Lines of data:
· · · ·

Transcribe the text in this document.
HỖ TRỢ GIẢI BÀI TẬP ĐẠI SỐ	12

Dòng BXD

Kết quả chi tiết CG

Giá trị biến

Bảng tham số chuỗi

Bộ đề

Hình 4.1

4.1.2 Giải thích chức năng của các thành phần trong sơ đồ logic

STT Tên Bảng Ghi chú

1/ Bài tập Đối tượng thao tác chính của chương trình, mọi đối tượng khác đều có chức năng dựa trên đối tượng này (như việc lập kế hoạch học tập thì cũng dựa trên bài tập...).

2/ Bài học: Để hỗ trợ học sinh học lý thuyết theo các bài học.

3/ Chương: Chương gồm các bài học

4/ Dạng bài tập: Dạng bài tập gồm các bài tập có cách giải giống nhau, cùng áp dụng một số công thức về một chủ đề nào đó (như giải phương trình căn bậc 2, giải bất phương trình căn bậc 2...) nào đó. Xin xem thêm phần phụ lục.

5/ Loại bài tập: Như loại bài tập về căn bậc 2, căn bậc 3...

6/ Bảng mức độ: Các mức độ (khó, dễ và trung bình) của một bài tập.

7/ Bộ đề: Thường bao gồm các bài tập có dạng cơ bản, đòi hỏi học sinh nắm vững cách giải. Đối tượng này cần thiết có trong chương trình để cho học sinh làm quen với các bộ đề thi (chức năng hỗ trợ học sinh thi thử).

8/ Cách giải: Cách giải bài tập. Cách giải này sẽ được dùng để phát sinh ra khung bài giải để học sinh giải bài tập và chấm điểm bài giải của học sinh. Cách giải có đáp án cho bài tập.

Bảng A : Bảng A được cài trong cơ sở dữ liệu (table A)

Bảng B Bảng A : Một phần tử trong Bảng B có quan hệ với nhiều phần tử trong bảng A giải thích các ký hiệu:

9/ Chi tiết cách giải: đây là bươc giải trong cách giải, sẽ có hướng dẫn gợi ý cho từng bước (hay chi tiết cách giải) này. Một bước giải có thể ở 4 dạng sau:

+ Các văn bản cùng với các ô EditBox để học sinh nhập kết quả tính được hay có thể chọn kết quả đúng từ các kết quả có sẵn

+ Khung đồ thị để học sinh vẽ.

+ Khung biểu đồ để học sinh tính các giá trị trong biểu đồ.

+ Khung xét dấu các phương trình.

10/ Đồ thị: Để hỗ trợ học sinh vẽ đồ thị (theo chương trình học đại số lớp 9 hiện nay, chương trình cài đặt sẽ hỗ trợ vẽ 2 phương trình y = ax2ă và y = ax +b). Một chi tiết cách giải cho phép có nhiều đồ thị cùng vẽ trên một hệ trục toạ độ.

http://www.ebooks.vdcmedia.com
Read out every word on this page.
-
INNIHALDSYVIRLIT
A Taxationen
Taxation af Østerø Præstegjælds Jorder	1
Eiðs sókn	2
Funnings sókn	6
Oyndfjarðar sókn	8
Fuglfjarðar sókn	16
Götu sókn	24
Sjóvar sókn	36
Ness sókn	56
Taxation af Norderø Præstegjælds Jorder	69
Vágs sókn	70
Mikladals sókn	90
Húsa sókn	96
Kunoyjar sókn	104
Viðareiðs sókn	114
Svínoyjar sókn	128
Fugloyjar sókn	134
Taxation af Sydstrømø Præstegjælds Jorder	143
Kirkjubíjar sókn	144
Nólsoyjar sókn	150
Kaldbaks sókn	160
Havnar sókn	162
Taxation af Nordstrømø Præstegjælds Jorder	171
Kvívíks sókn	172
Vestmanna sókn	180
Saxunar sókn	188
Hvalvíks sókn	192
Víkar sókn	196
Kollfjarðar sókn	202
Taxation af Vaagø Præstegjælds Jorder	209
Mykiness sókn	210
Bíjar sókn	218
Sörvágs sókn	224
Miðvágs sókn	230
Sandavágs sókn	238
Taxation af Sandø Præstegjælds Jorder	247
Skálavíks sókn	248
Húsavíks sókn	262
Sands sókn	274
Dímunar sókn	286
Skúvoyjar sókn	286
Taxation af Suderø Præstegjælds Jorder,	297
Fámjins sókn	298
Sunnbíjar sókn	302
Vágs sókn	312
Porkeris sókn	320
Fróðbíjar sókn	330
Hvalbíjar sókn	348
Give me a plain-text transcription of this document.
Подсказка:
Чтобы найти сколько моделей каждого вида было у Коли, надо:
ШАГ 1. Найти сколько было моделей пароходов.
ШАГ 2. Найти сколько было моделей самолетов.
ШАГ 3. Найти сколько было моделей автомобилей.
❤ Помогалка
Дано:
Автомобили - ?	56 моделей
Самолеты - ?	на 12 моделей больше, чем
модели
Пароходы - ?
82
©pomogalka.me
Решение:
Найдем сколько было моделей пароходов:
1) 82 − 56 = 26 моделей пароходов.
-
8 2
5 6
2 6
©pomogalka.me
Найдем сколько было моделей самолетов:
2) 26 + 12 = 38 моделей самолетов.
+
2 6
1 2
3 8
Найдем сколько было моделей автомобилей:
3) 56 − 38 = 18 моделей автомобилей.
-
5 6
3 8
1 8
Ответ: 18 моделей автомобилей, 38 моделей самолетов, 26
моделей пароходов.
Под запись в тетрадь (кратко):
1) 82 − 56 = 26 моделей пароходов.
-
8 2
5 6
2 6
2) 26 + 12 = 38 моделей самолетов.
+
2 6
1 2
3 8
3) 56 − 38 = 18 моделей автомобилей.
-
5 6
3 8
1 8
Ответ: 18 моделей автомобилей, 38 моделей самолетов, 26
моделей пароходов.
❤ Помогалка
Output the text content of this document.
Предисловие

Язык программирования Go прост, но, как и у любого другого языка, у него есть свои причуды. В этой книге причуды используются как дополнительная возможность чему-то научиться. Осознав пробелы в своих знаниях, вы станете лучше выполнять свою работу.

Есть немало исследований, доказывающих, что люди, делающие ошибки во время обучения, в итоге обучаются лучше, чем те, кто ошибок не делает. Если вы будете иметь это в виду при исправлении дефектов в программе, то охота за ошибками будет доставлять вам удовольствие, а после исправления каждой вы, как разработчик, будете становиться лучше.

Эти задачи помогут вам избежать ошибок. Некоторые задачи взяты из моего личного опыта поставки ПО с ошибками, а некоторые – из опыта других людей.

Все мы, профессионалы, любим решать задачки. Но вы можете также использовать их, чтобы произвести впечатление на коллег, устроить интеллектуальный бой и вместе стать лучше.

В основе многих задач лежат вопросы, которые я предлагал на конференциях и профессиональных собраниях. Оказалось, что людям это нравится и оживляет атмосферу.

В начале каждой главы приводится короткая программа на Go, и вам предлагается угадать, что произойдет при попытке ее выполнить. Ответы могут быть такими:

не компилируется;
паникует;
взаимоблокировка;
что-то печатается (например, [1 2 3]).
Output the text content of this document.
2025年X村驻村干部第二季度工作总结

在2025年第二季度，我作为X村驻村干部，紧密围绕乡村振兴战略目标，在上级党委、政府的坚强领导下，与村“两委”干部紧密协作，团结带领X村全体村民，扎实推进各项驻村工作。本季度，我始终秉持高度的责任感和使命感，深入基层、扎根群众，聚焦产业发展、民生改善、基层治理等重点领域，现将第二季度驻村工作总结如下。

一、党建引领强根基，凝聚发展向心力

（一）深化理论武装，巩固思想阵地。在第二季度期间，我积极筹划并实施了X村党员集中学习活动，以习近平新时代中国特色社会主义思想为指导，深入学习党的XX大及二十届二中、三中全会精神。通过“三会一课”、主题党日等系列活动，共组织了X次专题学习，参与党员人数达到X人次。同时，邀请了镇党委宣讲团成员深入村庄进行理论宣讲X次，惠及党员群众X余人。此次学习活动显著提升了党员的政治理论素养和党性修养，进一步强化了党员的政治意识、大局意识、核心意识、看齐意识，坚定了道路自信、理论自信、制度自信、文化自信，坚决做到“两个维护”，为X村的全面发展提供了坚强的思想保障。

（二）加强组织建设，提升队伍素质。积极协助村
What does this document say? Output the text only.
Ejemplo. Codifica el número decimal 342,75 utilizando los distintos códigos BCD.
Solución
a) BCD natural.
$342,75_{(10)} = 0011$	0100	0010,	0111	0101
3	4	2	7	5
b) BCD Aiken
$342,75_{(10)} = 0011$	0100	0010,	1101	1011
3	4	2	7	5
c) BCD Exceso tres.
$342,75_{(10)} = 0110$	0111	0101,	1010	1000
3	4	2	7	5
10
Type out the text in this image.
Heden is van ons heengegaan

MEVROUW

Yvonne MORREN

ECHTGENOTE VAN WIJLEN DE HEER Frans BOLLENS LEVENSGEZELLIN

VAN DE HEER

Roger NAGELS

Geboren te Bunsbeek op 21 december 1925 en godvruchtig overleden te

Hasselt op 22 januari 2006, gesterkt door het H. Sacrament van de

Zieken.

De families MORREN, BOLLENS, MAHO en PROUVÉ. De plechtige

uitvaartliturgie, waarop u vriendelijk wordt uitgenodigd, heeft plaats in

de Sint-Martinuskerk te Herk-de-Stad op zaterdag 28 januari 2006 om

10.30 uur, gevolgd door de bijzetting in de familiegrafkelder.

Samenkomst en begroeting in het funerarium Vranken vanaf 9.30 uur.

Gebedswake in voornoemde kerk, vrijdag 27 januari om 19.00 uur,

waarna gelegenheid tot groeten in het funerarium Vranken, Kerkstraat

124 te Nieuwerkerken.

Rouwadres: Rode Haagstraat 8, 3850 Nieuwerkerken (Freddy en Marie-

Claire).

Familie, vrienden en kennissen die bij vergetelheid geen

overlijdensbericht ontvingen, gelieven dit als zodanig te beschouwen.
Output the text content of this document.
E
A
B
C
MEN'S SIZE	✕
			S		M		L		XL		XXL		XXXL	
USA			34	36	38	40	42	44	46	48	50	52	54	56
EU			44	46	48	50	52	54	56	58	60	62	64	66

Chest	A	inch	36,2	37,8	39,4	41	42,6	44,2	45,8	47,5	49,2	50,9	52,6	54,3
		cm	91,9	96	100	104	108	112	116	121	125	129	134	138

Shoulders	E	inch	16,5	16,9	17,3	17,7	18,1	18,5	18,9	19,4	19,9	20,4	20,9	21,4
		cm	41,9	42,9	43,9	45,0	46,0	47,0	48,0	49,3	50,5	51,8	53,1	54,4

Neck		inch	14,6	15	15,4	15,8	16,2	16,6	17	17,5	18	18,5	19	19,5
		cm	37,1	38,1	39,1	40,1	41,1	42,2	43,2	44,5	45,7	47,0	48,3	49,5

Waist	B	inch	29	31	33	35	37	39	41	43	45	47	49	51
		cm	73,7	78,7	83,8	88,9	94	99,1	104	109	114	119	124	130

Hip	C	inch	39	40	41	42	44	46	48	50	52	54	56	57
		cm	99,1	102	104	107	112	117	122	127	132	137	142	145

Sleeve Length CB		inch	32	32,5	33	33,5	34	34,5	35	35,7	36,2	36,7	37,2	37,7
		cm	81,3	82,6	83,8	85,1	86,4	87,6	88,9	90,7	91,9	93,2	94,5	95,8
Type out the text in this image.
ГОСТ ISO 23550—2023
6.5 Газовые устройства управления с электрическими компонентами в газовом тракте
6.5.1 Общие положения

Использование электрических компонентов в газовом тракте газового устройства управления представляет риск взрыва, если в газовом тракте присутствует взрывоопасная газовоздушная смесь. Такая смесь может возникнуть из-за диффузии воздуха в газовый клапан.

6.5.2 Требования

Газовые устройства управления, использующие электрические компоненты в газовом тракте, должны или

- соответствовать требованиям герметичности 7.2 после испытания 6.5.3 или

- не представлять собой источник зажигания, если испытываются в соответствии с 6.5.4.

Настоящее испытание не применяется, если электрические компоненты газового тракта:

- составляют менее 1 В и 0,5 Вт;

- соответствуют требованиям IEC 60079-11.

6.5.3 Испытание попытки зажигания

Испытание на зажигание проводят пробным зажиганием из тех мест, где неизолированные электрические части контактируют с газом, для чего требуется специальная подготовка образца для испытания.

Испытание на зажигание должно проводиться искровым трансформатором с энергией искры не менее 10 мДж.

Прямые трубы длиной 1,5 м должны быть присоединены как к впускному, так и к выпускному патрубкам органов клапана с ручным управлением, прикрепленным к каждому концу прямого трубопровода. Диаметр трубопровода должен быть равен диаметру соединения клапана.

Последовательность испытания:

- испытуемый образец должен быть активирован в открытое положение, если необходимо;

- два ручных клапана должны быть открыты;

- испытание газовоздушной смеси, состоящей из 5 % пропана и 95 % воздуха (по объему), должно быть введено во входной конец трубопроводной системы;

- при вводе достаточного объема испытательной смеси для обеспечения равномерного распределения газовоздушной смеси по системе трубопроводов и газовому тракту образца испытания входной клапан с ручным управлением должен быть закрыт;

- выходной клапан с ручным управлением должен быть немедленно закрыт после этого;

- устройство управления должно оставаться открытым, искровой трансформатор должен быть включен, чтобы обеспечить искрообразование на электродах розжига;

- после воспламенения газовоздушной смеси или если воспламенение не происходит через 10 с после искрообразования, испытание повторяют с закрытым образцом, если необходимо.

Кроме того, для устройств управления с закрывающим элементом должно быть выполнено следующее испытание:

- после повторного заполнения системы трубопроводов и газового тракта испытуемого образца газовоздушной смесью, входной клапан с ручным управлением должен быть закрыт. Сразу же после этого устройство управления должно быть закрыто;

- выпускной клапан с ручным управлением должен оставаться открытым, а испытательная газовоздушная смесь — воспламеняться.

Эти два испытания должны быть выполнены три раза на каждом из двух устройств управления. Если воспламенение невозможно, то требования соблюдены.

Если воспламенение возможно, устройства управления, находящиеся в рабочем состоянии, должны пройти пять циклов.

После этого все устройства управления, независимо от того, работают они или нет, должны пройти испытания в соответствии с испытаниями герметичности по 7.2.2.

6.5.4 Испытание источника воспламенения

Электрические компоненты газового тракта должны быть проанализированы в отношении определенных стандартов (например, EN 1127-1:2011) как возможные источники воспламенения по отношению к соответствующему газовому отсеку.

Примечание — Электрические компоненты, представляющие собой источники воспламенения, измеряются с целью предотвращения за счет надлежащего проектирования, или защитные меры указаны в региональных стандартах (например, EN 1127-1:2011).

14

· · · ·

From the records given above, copy all lines containing "phần".

4.1.2 Giải thích chức năng của các thành phần trong sơ đồ logic
4/ Dạng bài tập: Dạng bài tập gồm các bài tập có cách giải giống nhau, cùng áp dụng một số công thức về một chủ đề nào đó (như giải phương trình căn bậc 2, giải bất phương trình căn bậc 2...) nào đó. Xin xem thêm phần phụ lục.
Bảng B Bảng A : Một phần tử trong Bảng B có quan hệ với nhiều phần tử trong bảng A giải thích các ký hiệu:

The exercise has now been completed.